§ Task:
Give all the lines below again, exactly, with no pictures.
— start of Information shown —
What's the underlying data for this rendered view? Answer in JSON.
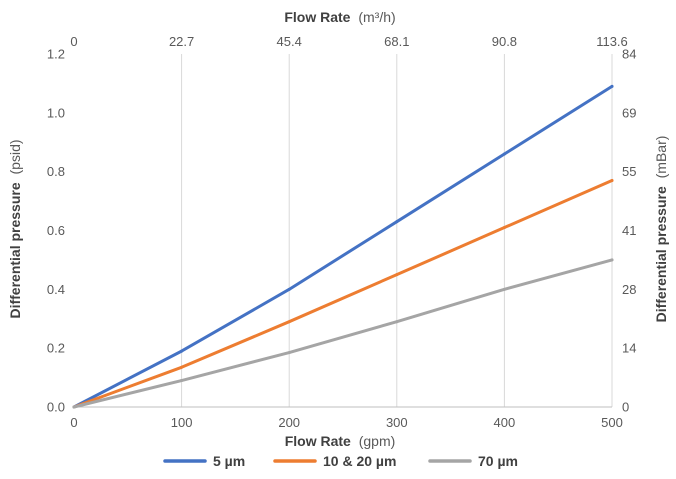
{
  "chart_data": {
    "type": "line",
    "xlabel": {
      "bold": "Flow Rate",
      "unit": "(gpm)"
    },
    "x2label": {
      "bold": "Flow Rate",
      "unit": "(m³/h)"
    },
    "ylabel": {
      "bold": "Differential pressure",
      "unit": "(psid)"
    },
    "y2label": {
      "bold": "Differential pressure",
      "unit": "(mBar)"
    },
    "xlim": [
      0,
      500
    ],
    "ylim": [
      0,
      1.2
    ],
    "x_ticks": [
      "0",
      "100",
      "200",
      "300",
      "400",
      "500"
    ],
    "x_tick_values": [
      0,
      100,
      200,
      300,
      400,
      500
    ],
    "x2_ticks": [
      "0",
      "22.7",
      "45.4",
      "68.1",
      "90.8",
      "113.6"
    ],
    "y_ticks": [
      "0.0",
      "0.2",
      "0.4",
      "0.6",
      "0.8",
      "1.0",
      "1.2"
    ],
    "y_tick_values": [
      0,
      0.2,
      0.4,
      0.6,
      0.8,
      1.0,
      1.2
    ],
    "y2_ticks": [
      "0",
      "14",
      "28",
      "41",
      "55",
      "69",
      "84"
    ],
    "grid": "vertical",
    "legend_position": "bottom",
    "series": [
      {
        "name": "5 µm",
        "color": "#4472c4",
        "x": [
          0,
          100,
          200,
          300,
          400,
          500
        ],
        "y": [
          0,
          0.19,
          0.4,
          0.63,
          0.86,
          1.09
        ]
      },
      {
        "name": "10 & 20 µm",
        "color": "#ed7d31",
        "x": [
          0,
          100,
          200,
          300,
          400,
          500
        ],
        "y": [
          0,
          0.135,
          0.29,
          0.45,
          0.61,
          0.77
        ]
      },
      {
        "name": "70 µm",
        "color": "#a5a5a5",
        "x": [
          0,
          100,
          200,
          300,
          400,
          500
        ],
        "y": [
          0,
          0.09,
          0.185,
          0.29,
          0.4,
          0.5
        ]
      }
    ]
  }
}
— end of Information shown —
§ Problem solution:
What's the underlying data for this rendered view? Answer in JSON.
{
  "chart_data": {
    "type": "line",
    "xlabel": {
      "bold": "Flow Rate",
      "unit": "(gpm)"
    },
    "x2label": {
      "bold": "Flow Rate",
      "unit": "(m³/h)"
    },
    "ylabel": {
      "bold": "Differential pressure",
      "unit": "(psid)"
    },
    "y2label": {
      "bold": "Differential pressure",
      "unit": "(mBar)"
    },
    "xlim": [
      0,
      500
    ],
    "ylim": [
      0,
      1.2
    ],
    "x_ticks": [
      "0",
      "100",
      "200",
      "300",
      "400",
      "500"
    ],
    "x_tick_values": [
      0,
      100,
      200,
      300,
      400,
      500
    ],
    "x2_ticks": [
      "0",
      "22.7",
      "45.4",
      "68.1",
      "90.8",
      "113.6"
    ],
    "y_ticks": [
      "0.0",
      "0.2",
      "0.4",
      "0.6",
      "0.8",
      "1.0",
      "1.2"
    ],
    "y_tick_values": [
      0,
      0.2,
      0.4,
      0.6,
      0.8,
      1.0,
      1.2
    ],
    "y2_ticks": [
      "0",
      "14",
      "28",
      "41",
      "55",
      "69",
      "84"
    ],
    "grid": "vertical",
    "legend_position": "bottom",
    "series": [
      {
        "name": "5 µm",
        "color": "#4472c4",
        "x": [
          0,
          100,
          200,
          300,
          400,
          500
        ],
        "y": [
          0,
          0.19,
          0.4,
          0.63,
          0.86,
          1.09
        ]
      },
      {
        "name": "10 & 20 µm",
        "color": "#ed7d31",
        "x": [
          0,
          100,
          200,
          300,
          400,
          500
        ],
        "y": [
          0,
          0.135,
          0.29,
          0.45,
          0.61,
          0.77
        ]
      },
      {
        "name": "70 µm",
        "color": "#a5a5a5",
        "x": [
          0,
          100,
          200,
          300,
          400,
          500
        ],
        "y": [
          0,
          0.09,
          0.185,
          0.29,
          0.4,
          0.5
        ]
      }
    ]
  }
}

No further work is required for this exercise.